Collected data:
= = =
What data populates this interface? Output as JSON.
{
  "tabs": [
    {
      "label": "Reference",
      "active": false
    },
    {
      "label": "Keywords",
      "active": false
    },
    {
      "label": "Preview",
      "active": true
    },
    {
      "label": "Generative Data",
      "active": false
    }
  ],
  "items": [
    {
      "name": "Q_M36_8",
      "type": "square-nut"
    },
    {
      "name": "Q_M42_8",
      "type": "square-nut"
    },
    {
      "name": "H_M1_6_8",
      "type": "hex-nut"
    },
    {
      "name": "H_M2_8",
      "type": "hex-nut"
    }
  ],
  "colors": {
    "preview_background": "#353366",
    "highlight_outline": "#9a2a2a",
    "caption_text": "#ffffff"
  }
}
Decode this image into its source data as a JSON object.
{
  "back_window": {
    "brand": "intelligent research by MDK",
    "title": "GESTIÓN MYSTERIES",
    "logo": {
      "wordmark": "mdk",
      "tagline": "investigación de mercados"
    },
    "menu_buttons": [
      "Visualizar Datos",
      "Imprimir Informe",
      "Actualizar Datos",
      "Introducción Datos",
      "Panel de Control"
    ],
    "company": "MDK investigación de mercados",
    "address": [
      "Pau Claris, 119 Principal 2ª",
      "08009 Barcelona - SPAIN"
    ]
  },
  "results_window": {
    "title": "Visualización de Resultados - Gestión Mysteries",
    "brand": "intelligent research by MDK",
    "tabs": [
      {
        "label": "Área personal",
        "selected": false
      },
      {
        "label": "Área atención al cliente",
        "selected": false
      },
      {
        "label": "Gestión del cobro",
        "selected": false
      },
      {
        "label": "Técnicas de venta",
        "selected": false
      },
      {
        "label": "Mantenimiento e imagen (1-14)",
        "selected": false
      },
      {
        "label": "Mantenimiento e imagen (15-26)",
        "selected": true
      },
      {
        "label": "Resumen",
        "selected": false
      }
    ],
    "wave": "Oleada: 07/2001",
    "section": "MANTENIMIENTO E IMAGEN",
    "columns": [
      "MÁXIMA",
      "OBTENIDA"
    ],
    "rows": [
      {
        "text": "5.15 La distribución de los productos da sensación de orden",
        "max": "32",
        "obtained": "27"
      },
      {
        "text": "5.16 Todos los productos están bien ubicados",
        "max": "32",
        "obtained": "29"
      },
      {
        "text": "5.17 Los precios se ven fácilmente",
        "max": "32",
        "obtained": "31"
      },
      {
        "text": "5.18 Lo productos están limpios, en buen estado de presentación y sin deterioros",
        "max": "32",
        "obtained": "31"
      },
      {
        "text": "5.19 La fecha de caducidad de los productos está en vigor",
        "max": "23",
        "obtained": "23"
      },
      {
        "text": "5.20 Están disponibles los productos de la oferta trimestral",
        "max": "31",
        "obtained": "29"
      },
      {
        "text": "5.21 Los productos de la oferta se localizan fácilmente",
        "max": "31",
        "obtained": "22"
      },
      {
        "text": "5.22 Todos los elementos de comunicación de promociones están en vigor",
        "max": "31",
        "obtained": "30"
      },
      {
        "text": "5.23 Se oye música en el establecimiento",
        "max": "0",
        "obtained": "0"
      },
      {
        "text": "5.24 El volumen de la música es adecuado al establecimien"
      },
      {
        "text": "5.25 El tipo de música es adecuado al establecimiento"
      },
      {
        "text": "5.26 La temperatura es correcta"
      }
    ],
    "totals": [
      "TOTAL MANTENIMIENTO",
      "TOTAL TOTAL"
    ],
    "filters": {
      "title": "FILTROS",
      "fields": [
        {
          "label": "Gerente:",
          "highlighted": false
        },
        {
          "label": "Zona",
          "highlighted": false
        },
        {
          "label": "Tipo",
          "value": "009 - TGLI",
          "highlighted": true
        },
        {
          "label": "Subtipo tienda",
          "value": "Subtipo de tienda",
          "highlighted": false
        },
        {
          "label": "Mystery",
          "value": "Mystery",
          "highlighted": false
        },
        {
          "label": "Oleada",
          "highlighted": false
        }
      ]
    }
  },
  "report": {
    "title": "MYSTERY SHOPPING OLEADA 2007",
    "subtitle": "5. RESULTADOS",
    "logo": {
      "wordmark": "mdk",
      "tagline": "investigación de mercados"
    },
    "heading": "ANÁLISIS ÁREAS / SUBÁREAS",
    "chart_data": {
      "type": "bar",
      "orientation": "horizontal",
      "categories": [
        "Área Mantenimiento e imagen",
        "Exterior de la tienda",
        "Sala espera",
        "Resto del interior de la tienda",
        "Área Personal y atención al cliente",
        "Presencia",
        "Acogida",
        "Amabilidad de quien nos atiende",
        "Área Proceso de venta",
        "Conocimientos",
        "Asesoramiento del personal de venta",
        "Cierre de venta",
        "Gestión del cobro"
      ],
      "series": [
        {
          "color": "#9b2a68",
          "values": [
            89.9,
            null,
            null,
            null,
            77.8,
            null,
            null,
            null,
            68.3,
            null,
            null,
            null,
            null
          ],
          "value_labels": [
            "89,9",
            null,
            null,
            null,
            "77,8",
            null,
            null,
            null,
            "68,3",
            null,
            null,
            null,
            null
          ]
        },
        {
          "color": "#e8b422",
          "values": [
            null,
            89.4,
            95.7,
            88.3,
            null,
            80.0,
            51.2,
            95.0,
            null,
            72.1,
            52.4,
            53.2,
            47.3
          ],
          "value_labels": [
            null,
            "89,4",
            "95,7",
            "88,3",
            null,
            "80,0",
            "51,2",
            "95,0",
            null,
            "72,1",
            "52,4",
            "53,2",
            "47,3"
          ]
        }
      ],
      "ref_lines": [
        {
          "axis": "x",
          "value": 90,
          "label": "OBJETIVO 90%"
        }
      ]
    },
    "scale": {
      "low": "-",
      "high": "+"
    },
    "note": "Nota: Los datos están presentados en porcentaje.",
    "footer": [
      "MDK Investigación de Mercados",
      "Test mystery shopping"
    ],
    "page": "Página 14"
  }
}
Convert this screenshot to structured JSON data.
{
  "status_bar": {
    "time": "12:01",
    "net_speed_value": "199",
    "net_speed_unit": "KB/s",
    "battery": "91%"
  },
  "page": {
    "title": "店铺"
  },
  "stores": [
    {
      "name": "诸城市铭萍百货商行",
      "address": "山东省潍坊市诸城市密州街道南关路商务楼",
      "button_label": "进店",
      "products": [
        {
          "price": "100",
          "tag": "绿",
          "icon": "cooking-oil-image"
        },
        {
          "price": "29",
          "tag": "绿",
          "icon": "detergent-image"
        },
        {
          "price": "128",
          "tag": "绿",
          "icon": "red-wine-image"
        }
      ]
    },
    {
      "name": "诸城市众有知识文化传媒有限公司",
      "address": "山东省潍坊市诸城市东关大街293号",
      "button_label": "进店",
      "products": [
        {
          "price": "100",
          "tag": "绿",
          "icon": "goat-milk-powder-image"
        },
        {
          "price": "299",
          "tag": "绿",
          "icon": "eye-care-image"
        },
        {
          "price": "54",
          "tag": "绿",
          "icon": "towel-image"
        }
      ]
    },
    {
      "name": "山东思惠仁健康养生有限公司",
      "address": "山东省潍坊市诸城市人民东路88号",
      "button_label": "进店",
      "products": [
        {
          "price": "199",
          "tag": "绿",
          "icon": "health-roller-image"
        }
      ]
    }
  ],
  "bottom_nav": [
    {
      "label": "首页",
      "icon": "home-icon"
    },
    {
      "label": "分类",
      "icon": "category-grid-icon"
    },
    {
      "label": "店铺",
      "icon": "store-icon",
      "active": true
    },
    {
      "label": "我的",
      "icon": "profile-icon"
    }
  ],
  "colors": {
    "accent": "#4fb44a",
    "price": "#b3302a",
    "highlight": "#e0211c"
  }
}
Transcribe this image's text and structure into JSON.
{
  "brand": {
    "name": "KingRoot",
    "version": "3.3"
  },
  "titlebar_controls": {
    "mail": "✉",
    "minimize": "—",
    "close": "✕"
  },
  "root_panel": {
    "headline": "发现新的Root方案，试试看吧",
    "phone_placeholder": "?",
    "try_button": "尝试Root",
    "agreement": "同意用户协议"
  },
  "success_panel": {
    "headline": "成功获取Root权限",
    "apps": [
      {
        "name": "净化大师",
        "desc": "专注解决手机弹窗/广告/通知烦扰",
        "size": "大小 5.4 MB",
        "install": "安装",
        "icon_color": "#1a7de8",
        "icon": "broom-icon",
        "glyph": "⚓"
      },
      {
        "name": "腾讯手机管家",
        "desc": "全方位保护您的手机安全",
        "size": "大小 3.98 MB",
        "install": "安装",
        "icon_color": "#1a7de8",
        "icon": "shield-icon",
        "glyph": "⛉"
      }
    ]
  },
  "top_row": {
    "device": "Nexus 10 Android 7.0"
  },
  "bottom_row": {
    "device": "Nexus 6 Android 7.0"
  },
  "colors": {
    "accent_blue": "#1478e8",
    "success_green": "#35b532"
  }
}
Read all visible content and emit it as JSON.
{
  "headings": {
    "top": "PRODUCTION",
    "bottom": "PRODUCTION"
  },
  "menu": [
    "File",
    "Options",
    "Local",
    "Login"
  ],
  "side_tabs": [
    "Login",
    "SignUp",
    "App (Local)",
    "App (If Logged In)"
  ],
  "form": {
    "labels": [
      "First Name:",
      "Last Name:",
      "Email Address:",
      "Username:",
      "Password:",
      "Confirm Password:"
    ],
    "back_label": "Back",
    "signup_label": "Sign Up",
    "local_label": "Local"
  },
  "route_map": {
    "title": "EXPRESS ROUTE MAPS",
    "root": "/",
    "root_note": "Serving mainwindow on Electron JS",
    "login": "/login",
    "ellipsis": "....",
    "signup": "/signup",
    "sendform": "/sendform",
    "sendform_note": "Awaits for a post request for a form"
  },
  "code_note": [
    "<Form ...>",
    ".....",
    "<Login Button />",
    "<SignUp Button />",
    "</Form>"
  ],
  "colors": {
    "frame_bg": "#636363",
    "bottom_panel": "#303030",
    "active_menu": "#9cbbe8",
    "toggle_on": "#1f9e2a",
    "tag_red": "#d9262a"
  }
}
= = =
Stated problem: Out of the material above, select every line that holds the string "obtained".

Completed exercise:
        "obtained": "27"
        "obtained": "29"
        "obtained": "31"
        "obtained": "31"
        "obtained": "23"
        "obtained": "29"
        "obtained": "22"
        "obtained": "30"
        "obtained": "0"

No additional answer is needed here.